Below is a block of records. Copy every line in it that contains the word "from".

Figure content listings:
start

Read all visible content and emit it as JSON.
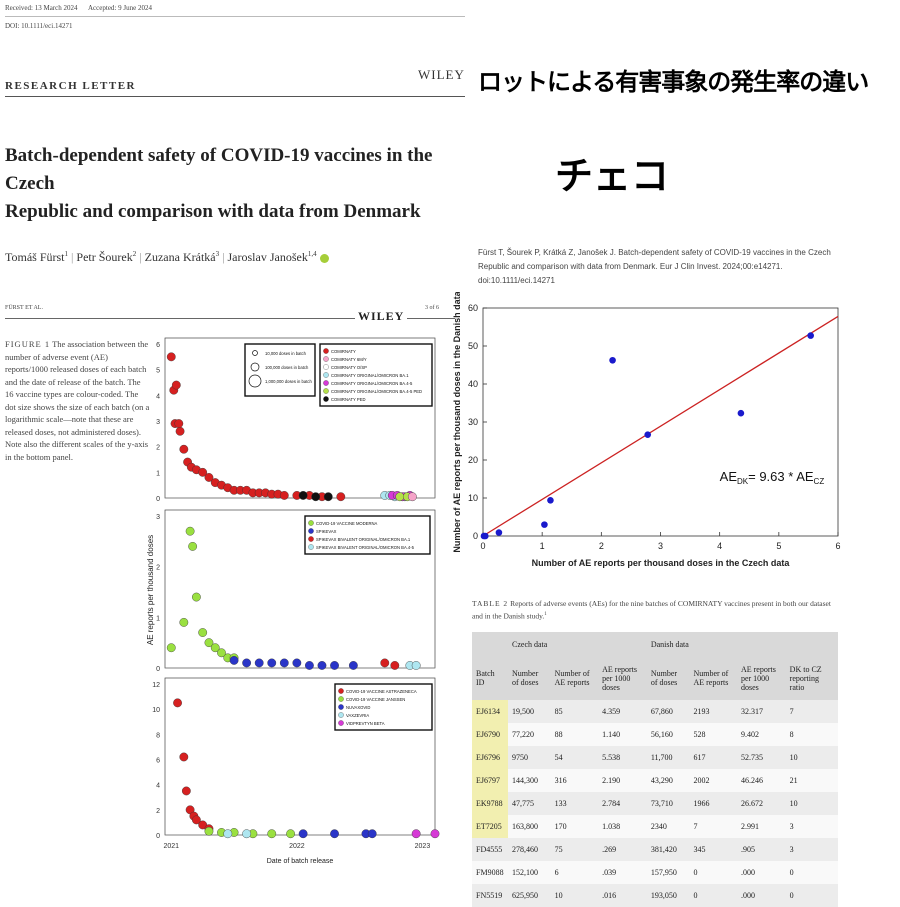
{
  "paper": {
    "received": "Received: 13 March 2024",
    "accepted": "Accepted: 9 June 2024",
    "doi": "DOI: 10.1111/eci.14271",
    "section": "RESEARCH LETTER",
    "publisher": "WILEY",
    "title_line1": "Batch-dependent safety of COVID-19 vaccines in the Czech",
    "title_line2": "Republic and comparison with data from Denmark",
    "authors": [
      "Tomáš Fürst",
      "Petr Šourek",
      "Zuzana Krátká",
      "Jaroslav Janošek"
    ],
    "author_sup": [
      "1",
      "2",
      "3",
      "1,4"
    ],
    "running_head": "FÜRST ET AL.",
    "page": "3 of 6"
  },
  "jp": {
    "title": "ロットによる有害事象の発生率の違い",
    "subtitle": "チェコ"
  },
  "citation": "Fürst T, Šourek P, Krátká Z, Janošek J. Batch-dependent safety of COVID-19 vaccines in the Czech Republic and comparison with data from Denmark. Eur J Clin Invest. 2024;00:e14271. doi:10.1111/eci.14271",
  "figure1": {
    "label": "FIGURE 1",
    "caption": "The association between the number of adverse event (AE) reports/1000 released doses of each batch and the date of release of the batch. The 16 vaccine types are colour-coded. The dot size shows the size of each batch (on a logarithmic scale—note that these are released doses, not administered doses). Note also the different scales of the y-axis in the bottom panel.",
    "ylabel": "AE reports per thousand doses",
    "xlabel": "Date of batch release",
    "size_legend": [
      "10,000 doses in batch",
      "100,000 doses in batch",
      "1,000,000 doses in batch"
    ],
    "panels": [
      {
        "yticks": [
          "0",
          "1",
          "2",
          "3",
          "4",
          "5",
          "6"
        ],
        "legend": [
          {
            "name": "COMIRNATY",
            "color": "#d62020"
          },
          {
            "name": "COMIRNATY 6M/Y",
            "color": "#f5a3c8"
          },
          {
            "name": "COMIRNATY O/SP",
            "color": "#ffffff"
          },
          {
            "name": "COMIRNATY ORIGINAL/OMICRON BA.1",
            "color": "#aee6f0"
          },
          {
            "name": "COMIRNATY ORIGINAL/OMICRON BA.4-5",
            "color": "#d63ad6"
          },
          {
            "name": "COMIRNATY ORIGINAL/OMICRON BA.4-5 PED",
            "color": "#b4e04a"
          },
          {
            "name": "COMIRNATY PED",
            "color": "#111111"
          }
        ]
      },
      {
        "yticks": [
          "0",
          "1",
          "2",
          "3"
        ],
        "legend": [
          {
            "name": "COVID-19 VACCINE MODERNA",
            "color": "#9ae040"
          },
          {
            "name": "SPIKEVAX",
            "color": "#2a35c8"
          },
          {
            "name": "SPIKEVAX BIVALENT ORIGINAL/OMICRON BA.1",
            "color": "#d62020"
          },
          {
            "name": "SPIKEVAX BIVALENT ORIGINAL/OMICRON BA.4-5",
            "color": "#aee6f0"
          }
        ]
      },
      {
        "yticks": [
          "0",
          "2",
          "4",
          "6",
          "8",
          "10",
          "12"
        ],
        "legend": [
          {
            "name": "COVID-19 VACCINE ASTRAZENECA",
            "color": "#d62020"
          },
          {
            "name": "COVID-19 VACCINE JANSSEN",
            "color": "#9ae040"
          },
          {
            "name": "NUVAXOVID",
            "color": "#2a35c8"
          },
          {
            "name": "VAXZEVRIA",
            "color": "#aee6f0"
          },
          {
            "name": "VIDPREVTYN BETA",
            "color": "#d63ad6"
          }
        ]
      }
    ],
    "xticks": [
      "2021",
      "2022",
      "2023"
    ]
  },
  "chart_data": [
    {
      "type": "scatter",
      "xlabel": "Number of AE reports per thousand doses in the Czech data",
      "ylabel": "Number of AE reports per thousand doses in the Danish data",
      "xlim": [
        0,
        6
      ],
      "ylim": [
        0,
        60
      ],
      "xticks": [
        0,
        1,
        2,
        3,
        4,
        5,
        6
      ],
      "yticks": [
        0,
        10,
        20,
        30,
        40,
        50,
        60
      ],
      "annotation": "AE",
      "annotation_sub1": "DK",
      "annotation_mid": "= 9.63 * AE",
      "annotation_sub2": "CZ",
      "fit_slope": 9.63,
      "point_color": "#1a1acc",
      "line_color": "#cc2222",
      "series": [
        {
          "points": [
            {
              "x": 0.016,
              "y": 0.0
            },
            {
              "x": 0.039,
              "y": 0.0
            },
            {
              "x": 0.269,
              "y": 0.905
            },
            {
              "x": 1.038,
              "y": 2.991
            },
            {
              "x": 1.14,
              "y": 9.402
            },
            {
              "x": 2.19,
              "y": 46.246
            },
            {
              "x": 2.784,
              "y": 26.672
            },
            {
              "x": 4.359,
              "y": 32.317
            },
            {
              "x": 5.538,
              "y": 52.735
            }
          ]
        }
      ]
    },
    {
      "type": "scatter",
      "title": "FIGURE 1",
      "xlabel": "Date of batch release",
      "ylabel": "AE reports per thousand doses",
      "panels": [
        {
          "ylim": [
            0,
            6
          ],
          "series": [
            {
              "name": "COMIRNATY",
              "color": "#d62020",
              "points": [
                {
                  "x": 2021.0,
                  "y": 5.5
                },
                {
                  "x": 2021.02,
                  "y": 4.2
                },
                {
                  "x": 2021.04,
                  "y": 4.4
                },
                {
                  "x": 2021.03,
                  "y": 2.9
                },
                {
                  "x": 2021.07,
                  "y": 2.6
                },
                {
                  "x": 2021.06,
                  "y": 2.9
                },
                {
                  "x": 2021.1,
                  "y": 1.9
                },
                {
                  "x": 2021.13,
                  "y": 1.4
                },
                {
                  "x": 2021.16,
                  "y": 1.2
                },
                {
                  "x": 2021.2,
                  "y": 1.1
                },
                {
                  "x": 2021.25,
                  "y": 1.0
                },
                {
                  "x": 2021.3,
                  "y": 0.8
                },
                {
                  "x": 2021.35,
                  "y": 0.6
                },
                {
                  "x": 2021.4,
                  "y": 0.5
                },
                {
                  "x": 2021.45,
                  "y": 0.4
                },
                {
                  "x": 2021.5,
                  "y": 0.3
                },
                {
                  "x": 2021.55,
                  "y": 0.3
                },
                {
                  "x": 2021.6,
                  "y": 0.3
                },
                {
                  "x": 2021.65,
                  "y": 0.2
                },
                {
                  "x": 2021.7,
                  "y": 0.2
                },
                {
                  "x": 2021.75,
                  "y": 0.2
                },
                {
                  "x": 2021.8,
                  "y": 0.15
                },
                {
                  "x": 2021.85,
                  "y": 0.15
                },
                {
                  "x": 2021.9,
                  "y": 0.1
                },
                {
                  "x": 2022.0,
                  "y": 0.1
                },
                {
                  "x": 2022.1,
                  "y": 0.1
                },
                {
                  "x": 2022.2,
                  "y": 0.05
                },
                {
                  "x": 2022.35,
                  "y": 0.05
                }
              ]
            },
            {
              "name": "COMIRNATY PED",
              "color": "#111111",
              "points": [
                {
                  "x": 2022.05,
                  "y": 0.1
                },
                {
                  "x": 2022.15,
                  "y": 0.05
                },
                {
                  "x": 2022.25,
                  "y": 0.05
                }
              ]
            },
            {
              "name": "COMIRNATY ORIGINAL/OMICRON BA.1",
              "color": "#aee6f0",
              "points": [
                {
                  "x": 2022.7,
                  "y": 0.1
                },
                {
                  "x": 2022.74,
                  "y": 0.1
                },
                {
                  "x": 2022.78,
                  "y": 0.05
                },
                {
                  "x": 2022.86,
                  "y": 0.05
                }
              ]
            },
            {
              "name": "COMIRNATY ORIGINAL/OMICRON BA.4-5",
              "color": "#d63ad6",
              "points": [
                {
                  "x": 2022.76,
                  "y": 0.1
                },
                {
                  "x": 2022.8,
                  "y": 0.1
                },
                {
                  "x": 2022.84,
                  "y": 0.05
                },
                {
                  "x": 2022.9,
                  "y": 0.1
                }
              ]
            },
            {
              "name": "COMIRNATY ORIGINAL/OMICRON BA.4-5 PED",
              "color": "#b4e04a",
              "points": [
                {
                  "x": 2022.82,
                  "y": 0.05
                },
                {
                  "x": 2022.88,
                  "y": 0.05
                }
              ]
            },
            {
              "name": "COMIRNATY 6M/Y",
              "color": "#f5a3c8",
              "points": [
                {
                  "x": 2022.92,
                  "y": 0.05
                }
              ]
            }
          ]
        },
        {
          "ylim": [
            0,
            3
          ],
          "series": [
            {
              "name": "COVID-19 VACCINE MODERNA",
              "color": "#9ae040",
              "points": [
                {
                  "x": 2021.0,
                  "y": 0.4
                },
                {
                  "x": 2021.1,
                  "y": 0.9
                },
                {
                  "x": 2021.15,
                  "y": 2.7
                },
                {
                  "x": 2021.17,
                  "y": 2.4
                },
                {
                  "x": 2021.2,
                  "y": 1.4
                },
                {
                  "x": 2021.25,
                  "y": 0.7
                },
                {
                  "x": 2021.3,
                  "y": 0.5
                },
                {
                  "x": 2021.35,
                  "y": 0.4
                },
                {
                  "x": 2021.4,
                  "y": 0.3
                },
                {
                  "x": 2021.45,
                  "y": 0.2
                },
                {
                  "x": 2021.5,
                  "y": 0.2
                }
              ]
            },
            {
              "name": "SPIKEVAX",
              "color": "#2a35c8",
              "points": [
                {
                  "x": 2021.5,
                  "y": 0.15
                },
                {
                  "x": 2021.6,
                  "y": 0.1
                },
                {
                  "x": 2021.7,
                  "y": 0.1
                },
                {
                  "x": 2021.8,
                  "y": 0.1
                },
                {
                  "x": 2021.9,
                  "y": 0.1
                },
                {
                  "x": 2022.0,
                  "y": 0.1
                },
                {
                  "x": 2022.1,
                  "y": 0.05
                },
                {
                  "x": 2022.2,
                  "y": 0.05
                },
                {
                  "x": 2022.3,
                  "y": 0.05
                },
                {
                  "x": 2022.45,
                  "y": 0.05
                }
              ]
            },
            {
              "name": "SPIKEVAX BIVALENT ORIGINAL/OMICRON BA.1",
              "color": "#d62020",
              "points": [
                {
                  "x": 2022.7,
                  "y": 0.1
                },
                {
                  "x": 2022.78,
                  "y": 0.05
                }
              ]
            },
            {
              "name": "SPIKEVAX BIVALENT ORIGINAL/OMICRON BA.4-5",
              "color": "#aee6f0",
              "points": [
                {
                  "x": 2022.9,
                  "y": 0.05
                },
                {
                  "x": 2022.95,
                  "y": 0.05
                }
              ]
            }
          ]
        },
        {
          "ylim": [
            0,
            12
          ],
          "series": [
            {
              "name": "COVID-19 VACCINE ASTRAZENECA",
              "color": "#d62020",
              "points": [
                {
                  "x": 2021.05,
                  "y": 10.5
                },
                {
                  "x": 2021.1,
                  "y": 6.2
                },
                {
                  "x": 2021.12,
                  "y": 3.5
                },
                {
                  "x": 2021.15,
                  "y": 2.0
                },
                {
                  "x": 2021.18,
                  "y": 1.5
                },
                {
                  "x": 2021.2,
                  "y": 1.2
                },
                {
                  "x": 2021.25,
                  "y": 0.8
                },
                {
                  "x": 2021.3,
                  "y": 0.5
                }
              ]
            },
            {
              "name": "COVID-19 VACCINE JANSSEN",
              "color": "#9ae040",
              "points": [
                {
                  "x": 2021.3,
                  "y": 0.3
                },
                {
                  "x": 2021.4,
                  "y": 0.2
                },
                {
                  "x": 2021.5,
                  "y": 0.2
                },
                {
                  "x": 2021.65,
                  "y": 0.1
                },
                {
                  "x": 2021.8,
                  "y": 0.1
                },
                {
                  "x": 2021.95,
                  "y": 0.1
                }
              ]
            },
            {
              "name": "NUVAXOVID",
              "color": "#2a35c8",
              "points": [
                {
                  "x": 2022.05,
                  "y": 0.1
                },
                {
                  "x": 2022.3,
                  "y": 0.1
                },
                {
                  "x": 2022.55,
                  "y": 0.1
                },
                {
                  "x": 2022.6,
                  "y": 0.1
                }
              ]
            },
            {
              "name": "VAXZEVRIA",
              "color": "#aee6f0",
              "points": [
                {
                  "x": 2021.45,
                  "y": 0.1
                },
                {
                  "x": 2021.6,
                  "y": 0.1
                }
              ]
            },
            {
              "name": "VIDPREVTYN BETA",
              "color": "#d63ad6",
              "points": [
                {
                  "x": 2022.95,
                  "y": 0.1
                },
                {
                  "x": 2023.1,
                  "y": 0.1
                }
              ]
            }
          ]
        }
      ]
    }
  ],
  "table2": {
    "label": "TABLE 2",
    "caption": "Reports of adverse events (AEs) for the nine batches of COMIRNATY vaccines present in both our dataset and in the Danish study.",
    "caption_sup": "1",
    "group_czech": "Czech data",
    "group_danish": "Danish data",
    "columns": [
      "Batch ID",
      "Number of doses",
      "Number of AE reports",
      "AE reports per 1000 doses",
      "Number of doses",
      "Number of AE reports",
      "AE reports per 1000 doses",
      "DK to CZ reporting ratio"
    ],
    "rows": [
      {
        "id": "EJ6134",
        "cz_doses": "19,500",
        "cz_ae": "85",
        "cz_rate": "4.359",
        "dk_doses": "67,860",
        "dk_ae": "2193",
        "dk_rate": "32.317",
        "ratio": "7",
        "hl": true
      },
      {
        "id": "EJ6790",
        "cz_doses": "77,220",
        "cz_ae": "88",
        "cz_rate": "1.140",
        "dk_doses": "56,160",
        "dk_ae": "528",
        "dk_rate": "9.402",
        "ratio": "8",
        "hl": true
      },
      {
        "id": "EJ6796",
        "cz_doses": "9750",
        "cz_ae": "54",
        "cz_rate": "5.538",
        "dk_doses": "11,700",
        "dk_ae": "617",
        "dk_rate": "52.735",
        "ratio": "10",
        "hl": true
      },
      {
        "id": "EJ6797",
        "cz_doses": "144,300",
        "cz_ae": "316",
        "cz_rate": "2.190",
        "dk_doses": "43,290",
        "dk_ae": "2002",
        "dk_rate": "46.246",
        "ratio": "21",
        "hl": true
      },
      {
        "id": "EK9788",
        "cz_doses": "47,775",
        "cz_ae": "133",
        "cz_rate": "2.784",
        "dk_doses": "73,710",
        "dk_ae": "1966",
        "dk_rate": "26.672",
        "ratio": "10",
        "hl": true
      },
      {
        "id": "ET7205",
        "cz_doses": "163,800",
        "cz_ae": "170",
        "cz_rate": "1.038",
        "dk_doses": "2340",
        "dk_ae": "7",
        "dk_rate": "2.991",
        "ratio": "3",
        "hl": true
      },
      {
        "id": "FD4555",
        "cz_doses": "278,460",
        "cz_ae": "75",
        "cz_rate": ".269",
        "dk_doses": "381,420",
        "dk_ae": "345",
        "dk_rate": ".905",
        "ratio": "3",
        "hl": false
      },
      {
        "id": "FM9088",
        "cz_doses": "152,100",
        "cz_ae": "6",
        "cz_rate": ".039",
        "dk_doses": "157,950",
        "dk_ae": "0",
        "dk_rate": ".000",
        "ratio": "0",
        "hl": false
      },
      {
        "id": "FN5519",
        "cz_doses": "625,950",
        "cz_ae": "10",
        "cz_rate": ".016",
        "dk_doses": "193,050",
        "dk_ae": "0",
        "dk_rate": ".000",
        "ratio": "0",
        "hl": false
      }
    ]
  }
}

end

* SOLVED EXERCISE:
    "title_line2": "Republic and comparison with data from Denmark",
  "citation": "Fürst T, Šourek P, Krátká Z, Janošek J. Batch-dependent safety of COVID-19 vaccines in the Czech Republic and comparison with data from Denmark. Eur J Clin Invest. 2024;00:e14271. doi:10.1111/eci.14271",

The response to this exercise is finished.